- **WORK REQUIRED**: Copy out every line containing the word "Labuschagne".

- **RECORDS SUPPLIED**:
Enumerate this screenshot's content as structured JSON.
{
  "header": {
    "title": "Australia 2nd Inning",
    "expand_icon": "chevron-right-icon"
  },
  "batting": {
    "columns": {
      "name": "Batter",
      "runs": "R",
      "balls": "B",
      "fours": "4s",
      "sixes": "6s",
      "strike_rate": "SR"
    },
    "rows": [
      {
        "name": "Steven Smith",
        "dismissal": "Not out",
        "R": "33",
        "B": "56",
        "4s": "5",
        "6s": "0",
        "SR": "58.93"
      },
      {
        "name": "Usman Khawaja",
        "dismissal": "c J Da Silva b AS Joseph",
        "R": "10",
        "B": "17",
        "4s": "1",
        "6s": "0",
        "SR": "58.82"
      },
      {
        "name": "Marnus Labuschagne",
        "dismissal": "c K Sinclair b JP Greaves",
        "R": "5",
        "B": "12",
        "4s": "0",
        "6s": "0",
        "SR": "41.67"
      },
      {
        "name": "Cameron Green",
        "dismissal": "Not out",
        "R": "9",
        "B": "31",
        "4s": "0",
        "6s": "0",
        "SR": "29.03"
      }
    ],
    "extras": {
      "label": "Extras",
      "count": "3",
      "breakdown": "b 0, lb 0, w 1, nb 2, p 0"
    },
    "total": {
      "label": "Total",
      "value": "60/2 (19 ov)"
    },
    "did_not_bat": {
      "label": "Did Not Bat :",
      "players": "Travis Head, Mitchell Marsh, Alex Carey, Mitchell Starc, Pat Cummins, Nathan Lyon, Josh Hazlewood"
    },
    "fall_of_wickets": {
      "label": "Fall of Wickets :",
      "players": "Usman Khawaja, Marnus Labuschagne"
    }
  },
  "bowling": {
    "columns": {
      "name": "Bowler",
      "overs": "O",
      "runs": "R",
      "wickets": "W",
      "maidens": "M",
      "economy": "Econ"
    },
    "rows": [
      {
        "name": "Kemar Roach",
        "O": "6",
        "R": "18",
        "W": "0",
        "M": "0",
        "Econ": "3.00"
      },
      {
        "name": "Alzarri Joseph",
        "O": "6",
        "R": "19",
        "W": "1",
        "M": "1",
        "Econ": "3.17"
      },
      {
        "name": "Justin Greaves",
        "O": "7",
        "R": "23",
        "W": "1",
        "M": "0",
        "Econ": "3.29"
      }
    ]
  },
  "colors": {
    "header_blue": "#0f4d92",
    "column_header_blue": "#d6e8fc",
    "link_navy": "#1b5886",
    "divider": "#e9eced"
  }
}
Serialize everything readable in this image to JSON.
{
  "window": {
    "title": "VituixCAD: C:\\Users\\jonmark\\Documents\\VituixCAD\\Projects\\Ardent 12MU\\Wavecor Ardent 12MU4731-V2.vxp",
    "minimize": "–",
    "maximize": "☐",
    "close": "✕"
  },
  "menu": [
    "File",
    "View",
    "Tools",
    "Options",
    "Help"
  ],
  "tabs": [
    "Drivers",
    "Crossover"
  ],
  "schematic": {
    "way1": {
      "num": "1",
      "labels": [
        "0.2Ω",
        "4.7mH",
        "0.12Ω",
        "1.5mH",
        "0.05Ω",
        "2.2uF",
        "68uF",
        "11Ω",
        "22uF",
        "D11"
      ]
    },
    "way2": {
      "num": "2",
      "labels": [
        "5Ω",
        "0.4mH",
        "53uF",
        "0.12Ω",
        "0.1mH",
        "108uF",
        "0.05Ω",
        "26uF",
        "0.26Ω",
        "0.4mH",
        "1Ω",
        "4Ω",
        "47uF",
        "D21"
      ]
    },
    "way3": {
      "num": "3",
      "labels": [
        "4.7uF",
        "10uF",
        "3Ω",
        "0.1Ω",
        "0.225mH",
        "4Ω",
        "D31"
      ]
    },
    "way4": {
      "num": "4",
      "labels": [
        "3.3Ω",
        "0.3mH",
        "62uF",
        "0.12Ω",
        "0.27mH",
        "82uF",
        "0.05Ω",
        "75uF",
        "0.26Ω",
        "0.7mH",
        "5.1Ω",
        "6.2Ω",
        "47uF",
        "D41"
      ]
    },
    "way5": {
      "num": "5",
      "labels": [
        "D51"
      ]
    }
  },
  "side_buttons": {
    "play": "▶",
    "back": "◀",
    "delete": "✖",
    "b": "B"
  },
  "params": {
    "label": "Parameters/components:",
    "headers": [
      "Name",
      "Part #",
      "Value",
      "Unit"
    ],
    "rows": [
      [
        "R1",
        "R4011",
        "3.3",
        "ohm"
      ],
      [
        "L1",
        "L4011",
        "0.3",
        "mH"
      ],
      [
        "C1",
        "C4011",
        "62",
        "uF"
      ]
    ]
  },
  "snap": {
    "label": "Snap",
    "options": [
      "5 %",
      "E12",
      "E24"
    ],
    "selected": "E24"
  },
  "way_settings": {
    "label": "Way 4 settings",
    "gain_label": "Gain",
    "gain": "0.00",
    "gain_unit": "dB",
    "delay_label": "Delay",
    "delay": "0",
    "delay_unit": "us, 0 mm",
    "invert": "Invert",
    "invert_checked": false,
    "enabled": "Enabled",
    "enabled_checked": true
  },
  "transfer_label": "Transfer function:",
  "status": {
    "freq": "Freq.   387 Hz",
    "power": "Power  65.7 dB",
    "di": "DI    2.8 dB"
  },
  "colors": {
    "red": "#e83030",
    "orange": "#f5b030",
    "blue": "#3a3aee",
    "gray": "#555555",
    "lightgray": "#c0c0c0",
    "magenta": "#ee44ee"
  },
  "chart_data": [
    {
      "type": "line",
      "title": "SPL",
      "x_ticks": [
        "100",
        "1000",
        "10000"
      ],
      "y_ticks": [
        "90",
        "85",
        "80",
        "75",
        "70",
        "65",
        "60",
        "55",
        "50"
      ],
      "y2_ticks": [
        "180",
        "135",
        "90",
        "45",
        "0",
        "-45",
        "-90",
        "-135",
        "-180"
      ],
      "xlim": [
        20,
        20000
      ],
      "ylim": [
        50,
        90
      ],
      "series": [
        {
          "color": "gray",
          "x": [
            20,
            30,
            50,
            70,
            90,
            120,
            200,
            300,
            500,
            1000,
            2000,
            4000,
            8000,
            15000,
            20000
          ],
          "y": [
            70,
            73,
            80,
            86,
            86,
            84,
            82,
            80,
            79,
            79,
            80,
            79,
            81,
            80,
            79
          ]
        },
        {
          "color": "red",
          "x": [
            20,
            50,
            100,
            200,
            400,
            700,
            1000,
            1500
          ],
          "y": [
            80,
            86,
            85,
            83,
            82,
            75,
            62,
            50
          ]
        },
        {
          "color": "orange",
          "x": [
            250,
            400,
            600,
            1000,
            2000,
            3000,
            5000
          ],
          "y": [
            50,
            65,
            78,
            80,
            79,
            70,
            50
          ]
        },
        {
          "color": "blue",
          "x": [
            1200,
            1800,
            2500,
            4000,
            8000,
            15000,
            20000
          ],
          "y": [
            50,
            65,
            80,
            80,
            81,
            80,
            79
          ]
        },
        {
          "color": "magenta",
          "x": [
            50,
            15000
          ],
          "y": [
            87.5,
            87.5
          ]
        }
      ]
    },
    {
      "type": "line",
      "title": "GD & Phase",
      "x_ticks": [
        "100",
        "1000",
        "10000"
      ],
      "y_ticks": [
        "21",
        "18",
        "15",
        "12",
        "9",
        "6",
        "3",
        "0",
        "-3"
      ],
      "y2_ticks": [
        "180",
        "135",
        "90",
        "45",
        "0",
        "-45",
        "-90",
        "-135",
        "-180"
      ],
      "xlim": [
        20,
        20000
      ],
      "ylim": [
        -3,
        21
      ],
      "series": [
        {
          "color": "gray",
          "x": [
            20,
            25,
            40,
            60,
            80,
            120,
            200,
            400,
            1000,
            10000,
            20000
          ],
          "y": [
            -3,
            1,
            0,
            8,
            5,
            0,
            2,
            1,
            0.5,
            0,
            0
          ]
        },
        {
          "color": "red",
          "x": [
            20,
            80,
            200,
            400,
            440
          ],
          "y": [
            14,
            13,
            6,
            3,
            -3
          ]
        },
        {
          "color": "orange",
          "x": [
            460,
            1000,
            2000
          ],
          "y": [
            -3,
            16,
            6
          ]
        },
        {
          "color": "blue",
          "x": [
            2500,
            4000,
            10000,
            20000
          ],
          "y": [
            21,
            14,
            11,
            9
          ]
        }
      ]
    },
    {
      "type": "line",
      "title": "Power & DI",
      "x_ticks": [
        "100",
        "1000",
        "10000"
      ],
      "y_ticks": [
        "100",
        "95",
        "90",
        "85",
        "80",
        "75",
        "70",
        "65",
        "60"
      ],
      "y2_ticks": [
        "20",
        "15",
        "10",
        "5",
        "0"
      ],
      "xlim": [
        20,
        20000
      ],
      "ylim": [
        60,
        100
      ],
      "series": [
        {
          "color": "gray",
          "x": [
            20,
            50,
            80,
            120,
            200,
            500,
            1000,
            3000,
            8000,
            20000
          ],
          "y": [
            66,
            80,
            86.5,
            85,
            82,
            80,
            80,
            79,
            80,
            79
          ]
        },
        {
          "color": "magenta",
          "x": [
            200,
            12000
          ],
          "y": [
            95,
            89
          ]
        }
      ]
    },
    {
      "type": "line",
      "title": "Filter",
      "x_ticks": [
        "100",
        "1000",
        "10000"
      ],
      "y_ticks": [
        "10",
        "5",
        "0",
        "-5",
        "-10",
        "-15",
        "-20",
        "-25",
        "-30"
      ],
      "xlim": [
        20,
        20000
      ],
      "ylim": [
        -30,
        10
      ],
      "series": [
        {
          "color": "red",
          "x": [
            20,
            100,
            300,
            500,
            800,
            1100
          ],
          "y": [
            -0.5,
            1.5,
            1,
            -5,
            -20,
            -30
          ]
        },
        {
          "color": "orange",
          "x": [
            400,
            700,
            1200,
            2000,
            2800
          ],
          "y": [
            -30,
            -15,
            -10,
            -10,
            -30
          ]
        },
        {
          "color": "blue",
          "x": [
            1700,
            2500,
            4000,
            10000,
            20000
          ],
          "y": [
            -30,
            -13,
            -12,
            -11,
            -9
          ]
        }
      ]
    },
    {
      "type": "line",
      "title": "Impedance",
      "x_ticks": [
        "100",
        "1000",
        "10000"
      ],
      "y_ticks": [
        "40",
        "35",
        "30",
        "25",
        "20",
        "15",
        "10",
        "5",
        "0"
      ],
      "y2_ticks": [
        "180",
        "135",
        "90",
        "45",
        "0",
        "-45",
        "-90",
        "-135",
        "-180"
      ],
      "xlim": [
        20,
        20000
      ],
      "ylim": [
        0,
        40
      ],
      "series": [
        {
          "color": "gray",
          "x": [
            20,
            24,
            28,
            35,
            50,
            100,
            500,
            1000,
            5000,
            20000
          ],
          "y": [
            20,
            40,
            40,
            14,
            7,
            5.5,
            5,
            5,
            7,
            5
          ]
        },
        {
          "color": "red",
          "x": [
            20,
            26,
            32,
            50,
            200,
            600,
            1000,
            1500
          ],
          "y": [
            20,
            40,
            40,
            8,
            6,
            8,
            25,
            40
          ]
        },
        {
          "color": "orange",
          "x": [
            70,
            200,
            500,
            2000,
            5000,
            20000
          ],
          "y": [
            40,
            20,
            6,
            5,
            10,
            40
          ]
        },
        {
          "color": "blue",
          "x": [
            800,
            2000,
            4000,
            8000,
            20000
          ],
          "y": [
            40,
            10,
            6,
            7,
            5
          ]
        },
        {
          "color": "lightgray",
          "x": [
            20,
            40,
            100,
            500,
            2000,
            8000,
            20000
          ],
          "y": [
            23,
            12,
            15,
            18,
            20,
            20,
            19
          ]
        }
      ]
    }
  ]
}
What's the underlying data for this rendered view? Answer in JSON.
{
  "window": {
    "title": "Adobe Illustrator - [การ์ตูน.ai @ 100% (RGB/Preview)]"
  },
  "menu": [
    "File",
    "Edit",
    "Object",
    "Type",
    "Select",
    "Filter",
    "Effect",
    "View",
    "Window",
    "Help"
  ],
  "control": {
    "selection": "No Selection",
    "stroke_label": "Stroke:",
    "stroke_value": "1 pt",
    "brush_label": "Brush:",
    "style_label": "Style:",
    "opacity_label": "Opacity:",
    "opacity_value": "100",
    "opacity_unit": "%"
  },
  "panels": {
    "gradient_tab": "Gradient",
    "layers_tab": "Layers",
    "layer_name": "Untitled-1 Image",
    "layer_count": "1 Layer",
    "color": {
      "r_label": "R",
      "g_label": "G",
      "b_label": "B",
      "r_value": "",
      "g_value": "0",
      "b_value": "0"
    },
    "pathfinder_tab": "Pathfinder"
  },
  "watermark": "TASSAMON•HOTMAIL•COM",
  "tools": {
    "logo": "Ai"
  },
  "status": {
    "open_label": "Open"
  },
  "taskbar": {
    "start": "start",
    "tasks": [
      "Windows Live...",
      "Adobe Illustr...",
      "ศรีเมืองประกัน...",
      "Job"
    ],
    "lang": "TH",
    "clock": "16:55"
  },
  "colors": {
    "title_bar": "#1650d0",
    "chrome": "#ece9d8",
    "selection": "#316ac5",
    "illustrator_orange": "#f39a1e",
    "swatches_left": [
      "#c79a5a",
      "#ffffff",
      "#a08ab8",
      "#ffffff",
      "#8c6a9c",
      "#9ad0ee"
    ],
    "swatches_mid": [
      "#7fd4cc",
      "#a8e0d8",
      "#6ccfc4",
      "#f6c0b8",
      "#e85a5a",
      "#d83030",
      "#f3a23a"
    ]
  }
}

- **OUTPUT**:
        "name": "Marnus Labuschagne",
      "players": "Usman Khawaja, Marnus Labuschagne"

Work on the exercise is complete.